▶ [Task directions] Extract, from the records beneath this instruction, each line that contains the word "have".

▶ [Supplied data]
╔══

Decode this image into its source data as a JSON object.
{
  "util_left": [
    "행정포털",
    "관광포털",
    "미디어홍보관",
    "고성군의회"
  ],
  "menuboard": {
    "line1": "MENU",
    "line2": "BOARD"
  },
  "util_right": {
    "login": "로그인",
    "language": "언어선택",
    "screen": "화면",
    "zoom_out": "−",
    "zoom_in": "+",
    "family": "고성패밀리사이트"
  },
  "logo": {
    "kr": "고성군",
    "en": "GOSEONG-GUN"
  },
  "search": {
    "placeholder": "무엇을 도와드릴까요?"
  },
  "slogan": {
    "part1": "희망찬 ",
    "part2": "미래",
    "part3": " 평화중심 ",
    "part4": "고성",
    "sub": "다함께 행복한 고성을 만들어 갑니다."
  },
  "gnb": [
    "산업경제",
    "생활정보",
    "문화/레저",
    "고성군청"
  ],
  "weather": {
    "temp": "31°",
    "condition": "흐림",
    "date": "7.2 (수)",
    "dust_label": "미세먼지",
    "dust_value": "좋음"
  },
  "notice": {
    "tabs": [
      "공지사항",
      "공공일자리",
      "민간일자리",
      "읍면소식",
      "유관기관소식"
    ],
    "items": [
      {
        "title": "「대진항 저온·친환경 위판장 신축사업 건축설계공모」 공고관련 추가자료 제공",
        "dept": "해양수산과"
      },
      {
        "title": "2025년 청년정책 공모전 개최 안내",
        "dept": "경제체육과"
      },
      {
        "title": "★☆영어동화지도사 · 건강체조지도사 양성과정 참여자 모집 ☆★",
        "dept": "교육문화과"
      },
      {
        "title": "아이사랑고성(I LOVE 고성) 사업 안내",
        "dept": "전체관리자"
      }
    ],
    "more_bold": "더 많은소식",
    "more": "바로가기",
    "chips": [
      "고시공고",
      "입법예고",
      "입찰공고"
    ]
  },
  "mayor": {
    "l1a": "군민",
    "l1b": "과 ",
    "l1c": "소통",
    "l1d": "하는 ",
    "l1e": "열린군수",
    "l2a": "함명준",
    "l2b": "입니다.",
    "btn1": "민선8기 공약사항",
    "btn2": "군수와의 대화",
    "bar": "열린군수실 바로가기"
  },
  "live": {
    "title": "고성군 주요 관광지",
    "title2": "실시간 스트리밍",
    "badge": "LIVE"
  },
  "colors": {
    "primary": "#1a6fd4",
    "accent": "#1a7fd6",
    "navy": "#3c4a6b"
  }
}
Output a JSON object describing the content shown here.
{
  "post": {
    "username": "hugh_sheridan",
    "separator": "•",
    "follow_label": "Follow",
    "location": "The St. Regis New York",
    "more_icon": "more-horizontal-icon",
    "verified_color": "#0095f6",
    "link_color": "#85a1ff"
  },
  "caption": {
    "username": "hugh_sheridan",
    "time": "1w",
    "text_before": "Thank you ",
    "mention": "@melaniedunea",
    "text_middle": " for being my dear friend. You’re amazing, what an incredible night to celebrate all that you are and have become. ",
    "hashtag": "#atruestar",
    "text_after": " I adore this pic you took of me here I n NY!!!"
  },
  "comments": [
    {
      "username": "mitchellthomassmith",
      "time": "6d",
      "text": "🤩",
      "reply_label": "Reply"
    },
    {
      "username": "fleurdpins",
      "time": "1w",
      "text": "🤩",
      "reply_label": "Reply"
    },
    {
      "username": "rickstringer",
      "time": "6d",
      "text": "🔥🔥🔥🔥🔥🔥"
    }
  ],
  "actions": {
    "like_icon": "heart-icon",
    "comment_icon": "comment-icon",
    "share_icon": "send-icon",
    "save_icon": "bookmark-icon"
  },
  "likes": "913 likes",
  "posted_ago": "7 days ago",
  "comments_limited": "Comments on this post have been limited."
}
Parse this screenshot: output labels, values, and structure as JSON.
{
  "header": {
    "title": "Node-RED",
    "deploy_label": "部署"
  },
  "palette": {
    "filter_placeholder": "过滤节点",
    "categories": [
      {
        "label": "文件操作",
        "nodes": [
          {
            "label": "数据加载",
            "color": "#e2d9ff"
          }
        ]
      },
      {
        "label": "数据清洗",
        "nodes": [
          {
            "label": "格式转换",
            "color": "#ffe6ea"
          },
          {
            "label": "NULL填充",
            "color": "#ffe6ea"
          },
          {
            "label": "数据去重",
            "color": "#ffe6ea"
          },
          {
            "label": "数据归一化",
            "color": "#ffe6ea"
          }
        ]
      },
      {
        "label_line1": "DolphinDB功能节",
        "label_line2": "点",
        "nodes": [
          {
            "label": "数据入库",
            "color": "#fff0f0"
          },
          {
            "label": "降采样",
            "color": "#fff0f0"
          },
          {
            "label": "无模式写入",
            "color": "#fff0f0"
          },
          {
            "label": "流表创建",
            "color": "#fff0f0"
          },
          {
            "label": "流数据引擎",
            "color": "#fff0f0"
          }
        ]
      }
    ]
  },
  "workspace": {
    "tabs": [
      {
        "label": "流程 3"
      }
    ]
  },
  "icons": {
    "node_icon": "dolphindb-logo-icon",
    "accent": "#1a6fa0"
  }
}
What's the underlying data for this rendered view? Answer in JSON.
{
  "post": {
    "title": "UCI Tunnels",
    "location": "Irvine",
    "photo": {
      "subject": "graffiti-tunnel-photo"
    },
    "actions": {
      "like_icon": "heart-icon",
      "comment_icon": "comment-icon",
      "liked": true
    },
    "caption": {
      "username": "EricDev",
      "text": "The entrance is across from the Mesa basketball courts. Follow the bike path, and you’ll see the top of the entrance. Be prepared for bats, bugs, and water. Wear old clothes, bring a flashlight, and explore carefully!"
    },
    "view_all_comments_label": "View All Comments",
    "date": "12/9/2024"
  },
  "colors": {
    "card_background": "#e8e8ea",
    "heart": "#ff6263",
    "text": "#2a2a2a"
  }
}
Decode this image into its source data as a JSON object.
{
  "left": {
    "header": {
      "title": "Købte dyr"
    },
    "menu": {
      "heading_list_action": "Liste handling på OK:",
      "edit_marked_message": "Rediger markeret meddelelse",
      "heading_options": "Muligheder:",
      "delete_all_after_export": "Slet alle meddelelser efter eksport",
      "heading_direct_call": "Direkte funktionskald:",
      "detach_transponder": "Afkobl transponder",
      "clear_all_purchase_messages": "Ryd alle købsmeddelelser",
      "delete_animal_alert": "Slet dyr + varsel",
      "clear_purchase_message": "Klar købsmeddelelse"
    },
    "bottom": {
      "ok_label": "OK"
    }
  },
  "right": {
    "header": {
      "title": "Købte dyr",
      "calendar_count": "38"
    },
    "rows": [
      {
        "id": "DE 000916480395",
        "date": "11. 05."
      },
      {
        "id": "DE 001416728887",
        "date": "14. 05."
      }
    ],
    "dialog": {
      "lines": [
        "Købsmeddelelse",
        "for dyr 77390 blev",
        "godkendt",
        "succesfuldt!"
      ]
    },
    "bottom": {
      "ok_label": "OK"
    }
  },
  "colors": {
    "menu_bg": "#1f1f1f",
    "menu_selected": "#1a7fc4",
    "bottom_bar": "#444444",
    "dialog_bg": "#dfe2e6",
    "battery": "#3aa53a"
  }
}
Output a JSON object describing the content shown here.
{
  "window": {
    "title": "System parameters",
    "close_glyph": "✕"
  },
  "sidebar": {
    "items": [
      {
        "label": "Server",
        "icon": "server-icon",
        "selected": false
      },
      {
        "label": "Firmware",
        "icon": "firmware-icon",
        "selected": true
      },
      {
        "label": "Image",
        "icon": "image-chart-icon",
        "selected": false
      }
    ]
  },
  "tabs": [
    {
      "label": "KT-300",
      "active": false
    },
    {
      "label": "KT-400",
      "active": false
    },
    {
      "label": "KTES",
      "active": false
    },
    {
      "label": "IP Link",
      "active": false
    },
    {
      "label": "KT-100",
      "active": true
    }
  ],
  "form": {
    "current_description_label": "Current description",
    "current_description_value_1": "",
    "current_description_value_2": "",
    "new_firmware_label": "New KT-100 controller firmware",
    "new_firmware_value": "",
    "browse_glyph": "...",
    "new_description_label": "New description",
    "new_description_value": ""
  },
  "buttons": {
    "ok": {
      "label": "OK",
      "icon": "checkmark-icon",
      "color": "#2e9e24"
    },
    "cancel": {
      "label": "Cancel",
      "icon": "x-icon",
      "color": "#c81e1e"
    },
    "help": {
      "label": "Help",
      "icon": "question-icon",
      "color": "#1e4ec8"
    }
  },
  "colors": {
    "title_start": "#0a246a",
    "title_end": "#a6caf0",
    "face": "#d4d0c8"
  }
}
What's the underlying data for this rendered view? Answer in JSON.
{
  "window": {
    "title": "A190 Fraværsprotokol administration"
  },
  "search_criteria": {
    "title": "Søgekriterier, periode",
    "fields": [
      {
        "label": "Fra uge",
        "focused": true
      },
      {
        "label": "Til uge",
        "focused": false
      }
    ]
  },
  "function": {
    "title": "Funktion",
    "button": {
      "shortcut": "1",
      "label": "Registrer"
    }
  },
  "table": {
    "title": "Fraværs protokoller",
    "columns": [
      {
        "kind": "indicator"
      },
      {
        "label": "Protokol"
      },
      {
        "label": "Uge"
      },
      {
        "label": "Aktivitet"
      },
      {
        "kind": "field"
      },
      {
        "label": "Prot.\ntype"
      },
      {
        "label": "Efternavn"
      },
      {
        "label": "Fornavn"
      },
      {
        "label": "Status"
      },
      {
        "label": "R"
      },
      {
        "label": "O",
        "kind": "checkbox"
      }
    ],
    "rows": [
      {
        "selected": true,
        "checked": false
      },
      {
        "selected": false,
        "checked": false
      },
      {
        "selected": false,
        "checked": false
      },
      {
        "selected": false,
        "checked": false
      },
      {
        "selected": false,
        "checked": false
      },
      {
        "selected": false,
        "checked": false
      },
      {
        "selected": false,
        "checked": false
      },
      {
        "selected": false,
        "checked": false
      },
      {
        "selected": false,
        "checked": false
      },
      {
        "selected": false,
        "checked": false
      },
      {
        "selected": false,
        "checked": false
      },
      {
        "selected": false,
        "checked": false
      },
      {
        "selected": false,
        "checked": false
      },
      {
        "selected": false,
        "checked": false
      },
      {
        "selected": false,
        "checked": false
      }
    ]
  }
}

╚══

▶ [The answer]
    "text_middle": " for being my dear friend. You’re amazing, what an incredible night to celebrate all that you are and have become. ",
  "comments_limited": "Comments on this post have been limited."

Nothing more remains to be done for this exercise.